** START Input **

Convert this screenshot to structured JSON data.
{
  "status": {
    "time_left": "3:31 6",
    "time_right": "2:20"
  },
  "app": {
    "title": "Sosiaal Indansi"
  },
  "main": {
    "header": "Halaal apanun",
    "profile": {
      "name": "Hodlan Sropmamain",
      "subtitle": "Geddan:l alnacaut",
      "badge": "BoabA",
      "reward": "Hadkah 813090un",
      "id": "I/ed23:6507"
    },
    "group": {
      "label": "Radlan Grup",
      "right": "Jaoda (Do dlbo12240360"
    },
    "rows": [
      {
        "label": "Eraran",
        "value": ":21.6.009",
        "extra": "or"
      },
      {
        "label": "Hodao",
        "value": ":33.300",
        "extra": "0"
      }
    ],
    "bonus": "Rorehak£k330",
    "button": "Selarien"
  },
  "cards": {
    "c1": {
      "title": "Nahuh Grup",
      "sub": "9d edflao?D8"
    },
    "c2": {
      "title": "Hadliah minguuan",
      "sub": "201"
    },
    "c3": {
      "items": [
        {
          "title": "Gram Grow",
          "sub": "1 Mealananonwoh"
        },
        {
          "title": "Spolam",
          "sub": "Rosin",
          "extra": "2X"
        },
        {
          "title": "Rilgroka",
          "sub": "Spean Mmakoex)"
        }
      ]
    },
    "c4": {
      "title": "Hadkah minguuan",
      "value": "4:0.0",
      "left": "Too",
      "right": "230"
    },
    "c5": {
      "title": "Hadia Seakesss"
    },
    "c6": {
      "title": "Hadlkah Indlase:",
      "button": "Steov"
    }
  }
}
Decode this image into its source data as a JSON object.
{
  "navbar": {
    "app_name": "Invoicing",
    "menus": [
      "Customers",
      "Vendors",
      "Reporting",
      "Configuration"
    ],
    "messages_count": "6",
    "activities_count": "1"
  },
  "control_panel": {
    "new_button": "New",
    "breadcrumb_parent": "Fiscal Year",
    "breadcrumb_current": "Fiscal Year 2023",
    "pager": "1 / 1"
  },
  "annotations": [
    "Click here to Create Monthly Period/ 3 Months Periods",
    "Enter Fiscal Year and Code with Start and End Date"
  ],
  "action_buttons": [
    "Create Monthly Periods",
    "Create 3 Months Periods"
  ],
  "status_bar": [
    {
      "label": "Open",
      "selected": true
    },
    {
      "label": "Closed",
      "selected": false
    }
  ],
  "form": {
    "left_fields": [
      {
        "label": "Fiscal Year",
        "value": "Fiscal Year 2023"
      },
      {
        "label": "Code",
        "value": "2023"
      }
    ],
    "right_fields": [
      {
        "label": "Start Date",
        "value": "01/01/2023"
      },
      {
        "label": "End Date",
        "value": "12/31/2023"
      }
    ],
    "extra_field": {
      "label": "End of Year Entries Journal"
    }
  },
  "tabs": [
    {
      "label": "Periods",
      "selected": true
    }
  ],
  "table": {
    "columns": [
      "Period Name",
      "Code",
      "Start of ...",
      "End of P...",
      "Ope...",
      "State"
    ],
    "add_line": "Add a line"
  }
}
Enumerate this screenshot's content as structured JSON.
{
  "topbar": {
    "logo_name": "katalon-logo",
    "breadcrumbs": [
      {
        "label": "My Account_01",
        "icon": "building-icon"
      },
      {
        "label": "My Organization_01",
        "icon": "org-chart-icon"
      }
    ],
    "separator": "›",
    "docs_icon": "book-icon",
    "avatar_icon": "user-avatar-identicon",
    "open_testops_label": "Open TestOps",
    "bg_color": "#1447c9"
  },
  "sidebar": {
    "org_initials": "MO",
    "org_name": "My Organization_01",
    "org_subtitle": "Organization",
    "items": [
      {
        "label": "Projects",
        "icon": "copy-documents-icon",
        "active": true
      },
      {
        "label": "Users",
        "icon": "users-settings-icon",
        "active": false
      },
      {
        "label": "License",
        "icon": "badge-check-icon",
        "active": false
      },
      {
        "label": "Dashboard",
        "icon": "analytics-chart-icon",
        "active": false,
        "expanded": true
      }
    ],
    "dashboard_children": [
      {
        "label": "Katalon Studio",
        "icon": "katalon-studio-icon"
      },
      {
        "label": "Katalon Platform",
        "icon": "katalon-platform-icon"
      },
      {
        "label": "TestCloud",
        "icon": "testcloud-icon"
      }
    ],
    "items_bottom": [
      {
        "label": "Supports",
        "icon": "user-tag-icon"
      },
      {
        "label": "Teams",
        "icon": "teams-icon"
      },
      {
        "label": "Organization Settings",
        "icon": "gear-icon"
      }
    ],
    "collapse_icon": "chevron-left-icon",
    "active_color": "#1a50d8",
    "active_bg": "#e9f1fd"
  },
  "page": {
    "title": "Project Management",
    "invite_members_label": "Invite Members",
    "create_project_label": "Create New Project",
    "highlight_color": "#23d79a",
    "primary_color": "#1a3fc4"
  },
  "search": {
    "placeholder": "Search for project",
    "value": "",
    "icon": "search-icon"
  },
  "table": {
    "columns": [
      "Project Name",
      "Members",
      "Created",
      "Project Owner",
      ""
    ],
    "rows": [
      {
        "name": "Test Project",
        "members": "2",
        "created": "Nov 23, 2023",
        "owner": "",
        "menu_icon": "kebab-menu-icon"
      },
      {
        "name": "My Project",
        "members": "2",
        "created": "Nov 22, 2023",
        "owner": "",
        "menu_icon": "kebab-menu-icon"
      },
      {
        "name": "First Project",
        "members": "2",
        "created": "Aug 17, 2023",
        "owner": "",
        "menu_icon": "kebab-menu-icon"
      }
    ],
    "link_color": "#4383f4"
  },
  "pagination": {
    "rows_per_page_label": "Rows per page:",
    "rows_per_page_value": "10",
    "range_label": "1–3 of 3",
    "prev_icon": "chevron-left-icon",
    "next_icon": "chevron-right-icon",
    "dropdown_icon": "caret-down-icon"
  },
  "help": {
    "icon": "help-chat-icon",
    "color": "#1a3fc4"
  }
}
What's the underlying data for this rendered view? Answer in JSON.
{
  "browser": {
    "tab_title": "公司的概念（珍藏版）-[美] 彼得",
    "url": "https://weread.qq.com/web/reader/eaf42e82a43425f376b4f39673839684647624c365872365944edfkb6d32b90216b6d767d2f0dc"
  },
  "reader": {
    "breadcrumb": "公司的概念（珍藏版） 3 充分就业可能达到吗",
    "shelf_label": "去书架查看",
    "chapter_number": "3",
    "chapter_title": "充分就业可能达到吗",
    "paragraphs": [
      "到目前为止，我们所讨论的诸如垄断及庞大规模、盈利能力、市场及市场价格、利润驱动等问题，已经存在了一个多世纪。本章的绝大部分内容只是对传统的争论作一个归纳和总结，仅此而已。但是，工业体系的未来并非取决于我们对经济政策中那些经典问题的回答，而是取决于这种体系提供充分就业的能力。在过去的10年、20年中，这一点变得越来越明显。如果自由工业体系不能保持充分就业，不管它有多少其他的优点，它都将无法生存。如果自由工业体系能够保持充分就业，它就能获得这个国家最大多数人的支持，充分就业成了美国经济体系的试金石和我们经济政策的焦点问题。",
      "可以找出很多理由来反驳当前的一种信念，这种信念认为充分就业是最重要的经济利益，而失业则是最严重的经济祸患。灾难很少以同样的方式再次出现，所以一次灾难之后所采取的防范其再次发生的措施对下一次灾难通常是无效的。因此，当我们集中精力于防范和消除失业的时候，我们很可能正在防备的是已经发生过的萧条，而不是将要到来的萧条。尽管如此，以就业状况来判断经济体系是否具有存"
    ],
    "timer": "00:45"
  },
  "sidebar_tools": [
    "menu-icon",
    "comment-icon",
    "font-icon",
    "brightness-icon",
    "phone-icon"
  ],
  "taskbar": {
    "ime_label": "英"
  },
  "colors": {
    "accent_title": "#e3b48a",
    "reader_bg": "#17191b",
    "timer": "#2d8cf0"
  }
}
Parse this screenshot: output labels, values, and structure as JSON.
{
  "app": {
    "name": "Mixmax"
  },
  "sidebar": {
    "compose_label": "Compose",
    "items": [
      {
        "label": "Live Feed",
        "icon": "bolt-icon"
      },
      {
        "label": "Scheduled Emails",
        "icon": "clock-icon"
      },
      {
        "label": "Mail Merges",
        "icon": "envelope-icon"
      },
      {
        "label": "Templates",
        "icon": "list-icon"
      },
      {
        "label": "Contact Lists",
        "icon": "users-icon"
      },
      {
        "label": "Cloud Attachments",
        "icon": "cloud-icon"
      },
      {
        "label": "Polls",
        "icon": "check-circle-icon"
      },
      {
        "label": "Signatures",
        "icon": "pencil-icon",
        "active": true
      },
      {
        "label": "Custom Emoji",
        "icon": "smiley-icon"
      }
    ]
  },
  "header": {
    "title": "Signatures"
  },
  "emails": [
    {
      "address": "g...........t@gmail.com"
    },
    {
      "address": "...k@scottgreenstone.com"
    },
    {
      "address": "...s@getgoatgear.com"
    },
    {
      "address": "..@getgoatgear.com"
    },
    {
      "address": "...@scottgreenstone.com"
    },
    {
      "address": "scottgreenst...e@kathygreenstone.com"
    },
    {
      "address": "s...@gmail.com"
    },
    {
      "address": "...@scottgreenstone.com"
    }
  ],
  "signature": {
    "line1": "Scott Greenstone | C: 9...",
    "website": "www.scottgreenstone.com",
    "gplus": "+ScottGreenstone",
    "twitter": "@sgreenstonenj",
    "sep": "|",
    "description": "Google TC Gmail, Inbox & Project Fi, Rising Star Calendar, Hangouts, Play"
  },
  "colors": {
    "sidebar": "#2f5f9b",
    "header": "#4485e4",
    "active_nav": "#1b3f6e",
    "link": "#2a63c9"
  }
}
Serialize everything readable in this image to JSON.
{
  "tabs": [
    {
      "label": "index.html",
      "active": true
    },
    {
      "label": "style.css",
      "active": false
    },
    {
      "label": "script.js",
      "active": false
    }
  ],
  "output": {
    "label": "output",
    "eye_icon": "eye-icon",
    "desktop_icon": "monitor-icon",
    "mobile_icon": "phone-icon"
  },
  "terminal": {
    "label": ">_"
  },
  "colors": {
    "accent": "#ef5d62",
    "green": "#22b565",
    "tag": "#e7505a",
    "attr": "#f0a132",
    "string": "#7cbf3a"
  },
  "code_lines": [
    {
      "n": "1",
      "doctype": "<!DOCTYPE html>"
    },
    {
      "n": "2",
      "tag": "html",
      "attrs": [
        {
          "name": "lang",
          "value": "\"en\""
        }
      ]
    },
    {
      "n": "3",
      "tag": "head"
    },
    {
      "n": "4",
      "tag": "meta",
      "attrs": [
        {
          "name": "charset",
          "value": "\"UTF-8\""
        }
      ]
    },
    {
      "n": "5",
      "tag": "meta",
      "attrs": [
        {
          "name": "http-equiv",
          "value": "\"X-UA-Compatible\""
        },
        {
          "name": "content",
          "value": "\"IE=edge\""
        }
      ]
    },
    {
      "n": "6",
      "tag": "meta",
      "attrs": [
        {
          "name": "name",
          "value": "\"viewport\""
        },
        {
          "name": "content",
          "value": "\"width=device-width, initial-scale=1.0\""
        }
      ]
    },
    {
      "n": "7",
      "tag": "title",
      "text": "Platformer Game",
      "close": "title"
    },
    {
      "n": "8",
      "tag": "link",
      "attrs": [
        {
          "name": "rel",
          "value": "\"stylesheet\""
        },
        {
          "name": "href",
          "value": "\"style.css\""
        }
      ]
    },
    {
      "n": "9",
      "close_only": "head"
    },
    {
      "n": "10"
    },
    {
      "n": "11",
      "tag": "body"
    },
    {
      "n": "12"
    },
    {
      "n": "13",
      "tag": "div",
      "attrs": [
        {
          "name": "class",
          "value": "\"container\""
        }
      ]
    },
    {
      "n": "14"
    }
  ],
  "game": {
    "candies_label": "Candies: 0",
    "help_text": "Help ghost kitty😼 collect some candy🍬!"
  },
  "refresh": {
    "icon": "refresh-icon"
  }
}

** END Input **

From the listing above, copy every line that includes the word "minguuan".

- The answer
      "title": "Hadliah minguuan",
      "title": "Hadkah minguuan",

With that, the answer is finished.